__WRITTEN REQUEST__. Among the records that follow, count the lines with the string "color"; report only that count.

__ENTRIES SHOWN__.

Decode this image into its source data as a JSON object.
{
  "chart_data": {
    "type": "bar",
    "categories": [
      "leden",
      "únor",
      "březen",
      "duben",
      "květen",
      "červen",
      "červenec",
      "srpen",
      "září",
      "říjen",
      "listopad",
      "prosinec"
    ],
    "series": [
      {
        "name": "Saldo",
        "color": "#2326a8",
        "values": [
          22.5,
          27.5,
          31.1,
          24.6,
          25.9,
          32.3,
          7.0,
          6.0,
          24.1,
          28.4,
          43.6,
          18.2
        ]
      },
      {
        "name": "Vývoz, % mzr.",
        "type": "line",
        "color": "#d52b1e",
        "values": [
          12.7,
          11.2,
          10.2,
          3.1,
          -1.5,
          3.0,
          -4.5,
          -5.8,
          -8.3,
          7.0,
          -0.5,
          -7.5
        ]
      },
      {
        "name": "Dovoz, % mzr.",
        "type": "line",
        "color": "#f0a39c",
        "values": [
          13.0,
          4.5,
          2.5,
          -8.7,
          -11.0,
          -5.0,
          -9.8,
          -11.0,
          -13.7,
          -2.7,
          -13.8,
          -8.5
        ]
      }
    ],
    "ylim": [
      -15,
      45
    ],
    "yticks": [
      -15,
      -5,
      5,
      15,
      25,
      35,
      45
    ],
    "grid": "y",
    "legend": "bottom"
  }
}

__FULL ANSWER__. 3